### Problem:
Output the records below again, precisely as they are written.

Figure collection entries:
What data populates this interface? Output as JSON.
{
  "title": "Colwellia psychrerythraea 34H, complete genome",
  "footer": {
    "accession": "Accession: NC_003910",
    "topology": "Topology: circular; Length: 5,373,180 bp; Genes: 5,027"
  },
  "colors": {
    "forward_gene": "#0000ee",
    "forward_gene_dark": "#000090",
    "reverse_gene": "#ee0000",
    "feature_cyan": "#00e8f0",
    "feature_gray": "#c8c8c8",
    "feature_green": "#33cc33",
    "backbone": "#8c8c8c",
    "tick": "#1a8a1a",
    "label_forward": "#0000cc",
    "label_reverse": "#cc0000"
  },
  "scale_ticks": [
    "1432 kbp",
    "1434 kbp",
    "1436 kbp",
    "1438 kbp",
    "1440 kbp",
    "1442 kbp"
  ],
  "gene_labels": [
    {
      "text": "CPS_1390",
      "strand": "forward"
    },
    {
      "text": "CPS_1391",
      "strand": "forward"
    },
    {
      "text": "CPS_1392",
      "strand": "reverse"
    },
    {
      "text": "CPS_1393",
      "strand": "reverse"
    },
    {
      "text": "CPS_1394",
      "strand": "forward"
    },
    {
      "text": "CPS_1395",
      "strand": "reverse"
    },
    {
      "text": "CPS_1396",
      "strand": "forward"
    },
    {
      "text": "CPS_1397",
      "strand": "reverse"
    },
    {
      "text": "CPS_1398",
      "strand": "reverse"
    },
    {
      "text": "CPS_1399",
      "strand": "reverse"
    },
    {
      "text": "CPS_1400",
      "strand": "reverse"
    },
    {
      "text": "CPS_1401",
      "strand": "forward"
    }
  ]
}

### Solution to this problem:
What data populates this interface? Output as JSON.
{
  "title": "Colwellia psychrerythraea 34H, complete genome",
  "footer": {
    "accession": "Accession: NC_003910",
    "topology": "Topology: circular; Length: 5,373,180 bp; Genes: 5,027"
  },
  "colors": {
    "forward_gene": "#0000ee",
    "forward_gene_dark": "#000090",
    "reverse_gene": "#ee0000",
    "feature_cyan": "#00e8f0",
    "feature_gray": "#c8c8c8",
    "feature_green": "#33cc33",
    "backbone": "#8c8c8c",
    "tick": "#1a8a1a",
    "label_forward": "#0000cc",
    "label_reverse": "#cc0000"
  },
  "scale_ticks": [
    "1432 kbp",
    "1434 kbp",
    "1436 kbp",
    "1438 kbp",
    "1440 kbp",
    "1442 kbp"
  ],
  "gene_labels": [
    {
      "text": "CPS_1390",
      "strand": "forward"
    },
    {
      "text": "CPS_1391",
      "strand": "forward"
    },
    {
      "text": "CPS_1392",
      "strand": "reverse"
    },
    {
      "text": "CPS_1393",
      "strand": "reverse"
    },
    {
      "text": "CPS_1394",
      "strand": "forward"
    },
    {
      "text": "CPS_1395",
      "strand": "reverse"
    },
    {
      "text": "CPS_1396",
      "strand": "forward"
    },
    {
      "text": "CPS_1397",
      "strand": "reverse"
    },
    {
      "text": "CPS_1398",
      "strand": "reverse"
    },
    {
      "text": "CPS_1399",
      "strand": "reverse"
    },
    {
      "text": "CPS_1400",
      "strand": "reverse"
    },
    {
      "text": "CPS_1401",
      "strand": "forward"
    }
  ]
}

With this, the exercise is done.